*Given instruction:* Make an exact copy of the data below, leaving out every picture.

====== Exercise material

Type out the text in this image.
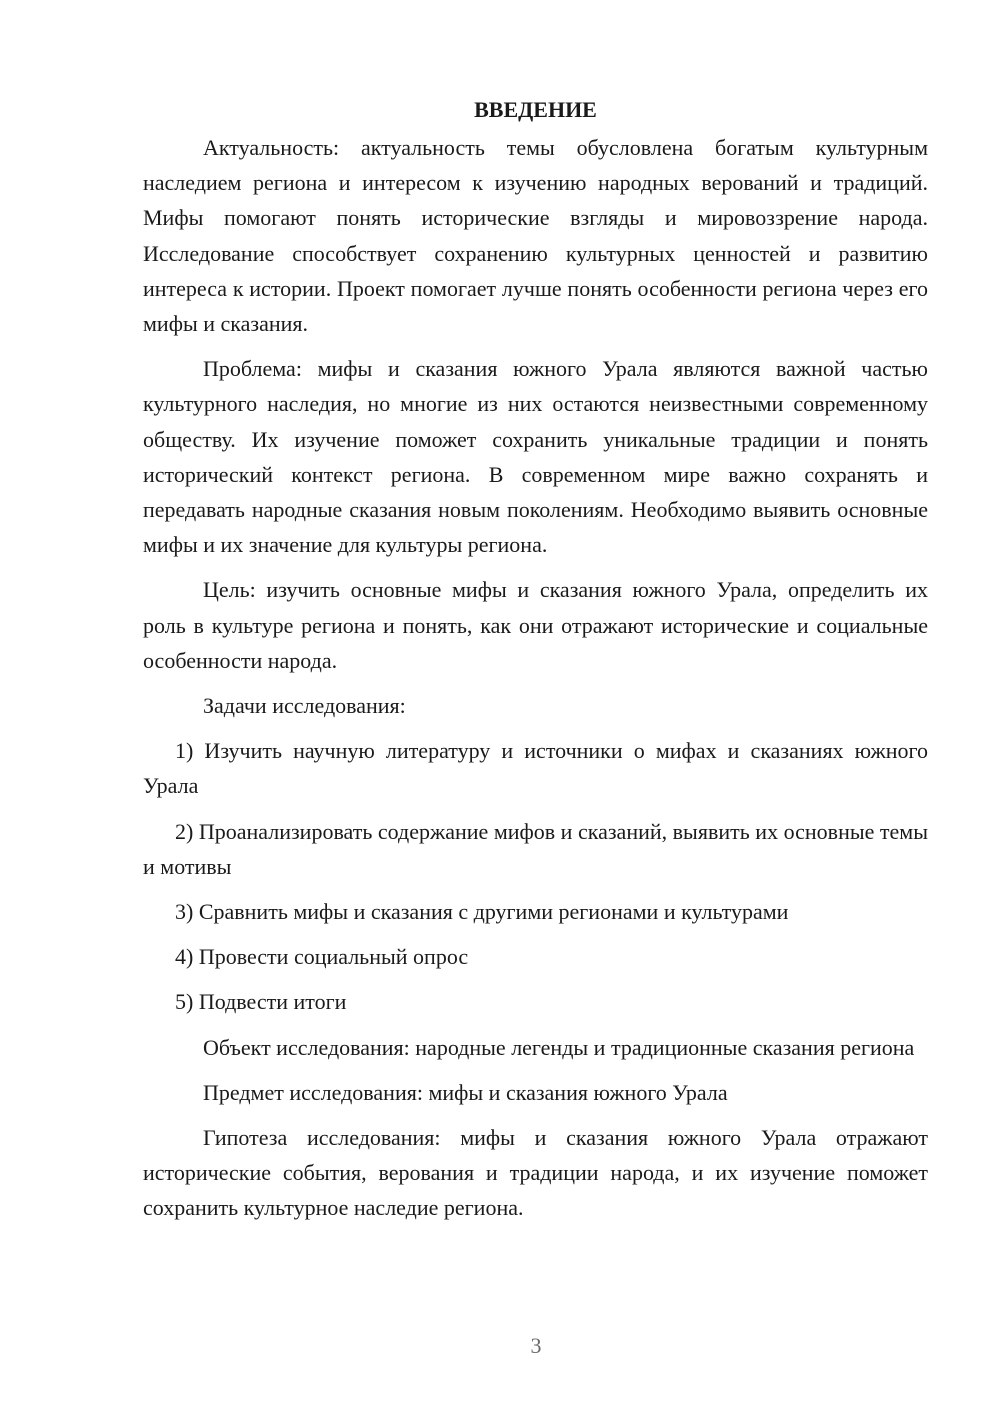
ВВЕДЕНИЕ

Актуальность: актуальность темы обусловлена богатым культурным наследием региона и интересом к изучению народных верований и традиций. Мифы помогают понять исторические взгляды и мировоззрение народа. Исследование способствует сохранению культурных ценностей и развитию интереса к истории. Проект помогает лучше понять особенности региона через его мифы и сказания.

Проблема: мифы и сказания южного Урала являются важной частью культурного наследия, но многие из них остаются неизвестными современному обществу. Их изучение поможет сохранить уникальные традиции и понять исторический контекст региона. В современном мире важно сохранять и передавать народные сказания новым поколениям. Необходимо выявить основные мифы и их значение для культуры региона.

Цель: изучить основные мифы и сказания южного Урала, определить их роль в культуре региона и понять, как они отражают исторические и социальные особенности народа.

Задачи исследования:

1) Изучить научную литературу и источники о мифах и сказаниях южного Урала

2) Проанализировать содержание мифов и сказаний, выявить их основные темы и мотивы

3) Сравнить мифы и сказания с другими регионами и культурами

4) Провести социальный опрос

5) Подвести итоги

Объект исследования: народные легенды и традиционные сказания региона

Предмет исследования: мифы и сказания южного Урала

Гипотеза исследования: мифы и сказания южного Урала отражают исторические события, верования и традиции народа, и их изучение поможет сохранить культурное наследие региона.

3
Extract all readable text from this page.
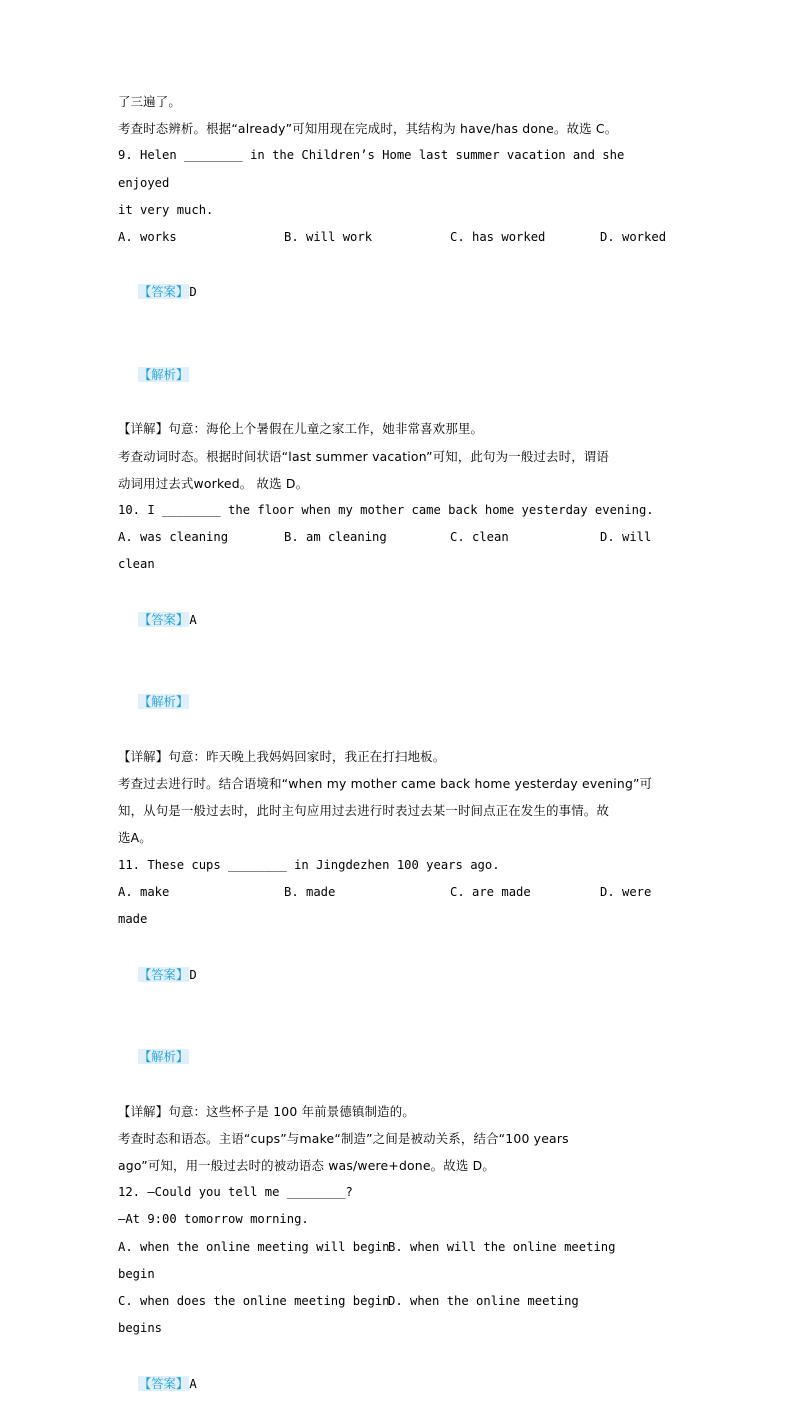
了三遍了。
考查时态辨析。根据“already”可知用现在完成时，其结构为 have/has done。故选 C。
9. Helen ________ in the Children’s Home last summer vacation and she enjoyed
it very much.
A. works	B. will work	C. has worked	D. worked

【答案】D

【解析】

【详解】句意：海伦上个暑假在儿童之家工作，她非常喜欢那里。
考查动词时态。根据时间状语“last summer vacation”可知，此句为一般过去时，谓语
动词用过去式worked。 故选 D。
10. I ________ the floor when my mother came back home yesterday evening.
A. was cleaning	B. am cleaning	C. clean	D. will
clean

【答案】A

【解析】

【详解】句意：昨天晚上我妈妈回家时，我正在打扫地板。
考查过去进行时。结合语境和“when my mother came back home yesterday evening”可
知，从句是一般过去时，此时主句应用过去进行时表过去某一时间点正在发生的事情。故
选A。
11. These cups ________ in Jingdezhen 100 years ago.
A. make	B. made	C. are made	D. were
made

【答案】D

【解析】

【详解】句意：这些杯子是 100 年前景德镇制造的。
考查时态和语态。主语“cups”与make“制造”之间是被动关系，结合“100 years
ago”可知，用一般过去时的被动语态 was/were+done。故选 D。
12. —Could you tell me ________?
—At 9:00 tomorrow morning.
A. when the online meeting will begin
B. when will the online meeting
begin
C. when does the online meeting begin
D. when the online meeting
begins

【答案】A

============

*Answer in full:*
Type out the text in this image.
ВВЕДЕНИЕ

Актуальность: актуальность темы обусловлена богатым культурным наследием региона и интересом к изучению народных верований и традиций. Мифы помогают понять исторические взгляды и мировоззрение народа. Исследование способствует сохранению культурных ценностей и развитию интереса к истории. Проект помогает лучше понять особенности региона через его мифы и сказания.

Проблема: мифы и сказания южного Урала являются важной частью культурного наследия, но многие из них остаются неизвестными современному обществу. Их изучение поможет сохранить уникальные традиции и понять исторический контекст региона. В современном мире важно сохранять и передавать народные сказания новым поколениям. Необходимо выявить основные мифы и их значение для культуры региона.

Цель: изучить основные мифы и сказания южного Урала, определить их роль в культуре региона и понять, как они отражают исторические и социальные особенности народа.

Задачи исследования:

1) Изучить научную литературу и источники о мифах и сказаниях южного Урала

2) Проанализировать содержание мифов и сказаний, выявить их основные темы и мотивы

3) Сравнить мифы и сказания с другими регионами и культурами

4) Провести социальный опрос

5) Подвести итоги

Объект исследования: народные легенды и традиционные сказания региона

Предмет исследования: мифы и сказания южного Урала

Гипотеза исследования: мифы и сказания южного Урала отражают исторические события, верования и традиции народа, и их изучение поможет сохранить культурное наследие региона.

3
Extract all readable text from this page.
了三遍了。
考查时态辨析。根据“already”可知用现在完成时，其结构为 have/has done。故选 C。
9. Helen ________ in the Children’s Home last summer vacation and she enjoyed
it very much.
A. works	B. will work	C. has worked	D. worked

【答案】D

【解析】

【详解】句意：海伦上个暑假在儿童之家工作，她非常喜欢那里。
考查动词时态。根据时间状语“last summer vacation”可知，此句为一般过去时，谓语
动词用过去式worked。 故选 D。
10. I ________ the floor when my mother came back home yesterday evening.
A. was cleaning	B. am cleaning	C. clean	D. will
clean

【答案】A

【解析】

【详解】句意：昨天晚上我妈妈回家时，我正在打扫地板。
考查过去进行时。结合语境和“when my mother came back home yesterday evening”可
知，从句是一般过去时，此时主句应用过去进行时表过去某一时间点正在发生的事情。故
选A。
11. These cups ________ in Jingdezhen 100 years ago.
A. make	B. made	C. are made	D. were
made

【答案】D

【解析】

【详解】句意：这些杯子是 100 年前景德镇制造的。
考查时态和语态。主语“cups”与make“制造”之间是被动关系，结合“100 years
ago”可知，用一般过去时的被动语态 was/were+done。故选 D。
12. —Could you tell me ________?
—At 9:00 tomorrow morning.
A. when the online meeting will begin
B. when will the online meeting
begin
C. when does the online meeting begin
D. when the online meeting
begins

【答案】A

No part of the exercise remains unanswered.